Saved data entries:
○ ○ ○ ○

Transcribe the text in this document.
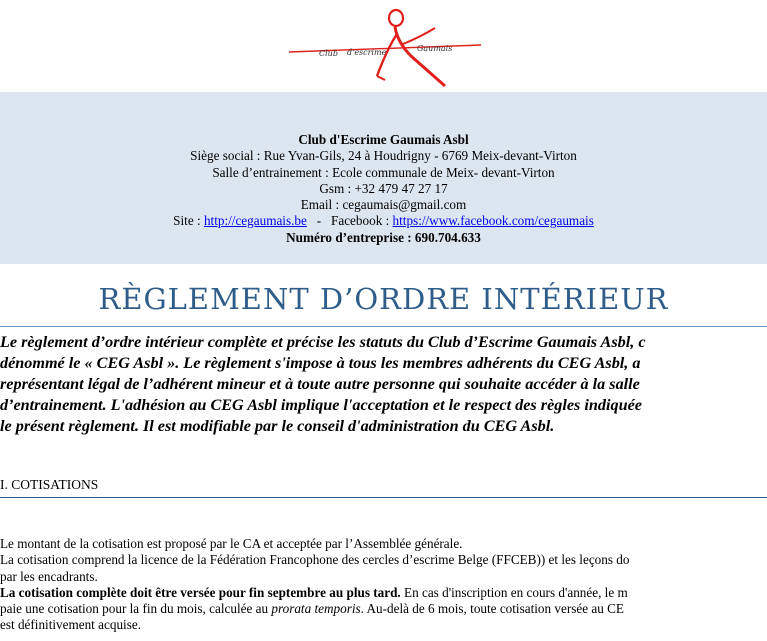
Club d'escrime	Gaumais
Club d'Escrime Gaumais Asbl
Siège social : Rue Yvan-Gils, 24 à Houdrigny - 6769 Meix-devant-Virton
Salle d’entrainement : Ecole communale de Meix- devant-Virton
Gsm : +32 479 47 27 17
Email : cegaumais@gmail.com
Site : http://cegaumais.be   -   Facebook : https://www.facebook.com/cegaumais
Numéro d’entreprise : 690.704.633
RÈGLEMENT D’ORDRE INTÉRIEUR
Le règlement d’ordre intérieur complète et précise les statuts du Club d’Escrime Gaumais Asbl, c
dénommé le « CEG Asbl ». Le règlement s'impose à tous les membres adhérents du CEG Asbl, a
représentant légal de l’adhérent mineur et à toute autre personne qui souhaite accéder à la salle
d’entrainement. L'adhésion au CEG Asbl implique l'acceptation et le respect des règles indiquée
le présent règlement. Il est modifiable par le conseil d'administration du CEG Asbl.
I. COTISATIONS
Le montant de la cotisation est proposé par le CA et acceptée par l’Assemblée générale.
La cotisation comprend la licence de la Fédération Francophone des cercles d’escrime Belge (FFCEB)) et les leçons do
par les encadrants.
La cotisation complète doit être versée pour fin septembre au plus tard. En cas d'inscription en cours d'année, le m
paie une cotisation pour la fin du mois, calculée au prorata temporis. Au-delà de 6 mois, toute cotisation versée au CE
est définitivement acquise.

○ ○ ○ ○

Exercise requirements:
Copy every line of the entries above in which "Meix" occurs.

Reply:
Siège social : Rue Yvan-Gils, 24 à Houdrigny - 6769 Meix-devant-Virton
Salle d’entrainement : Ecole communale de Meix- devant-Virton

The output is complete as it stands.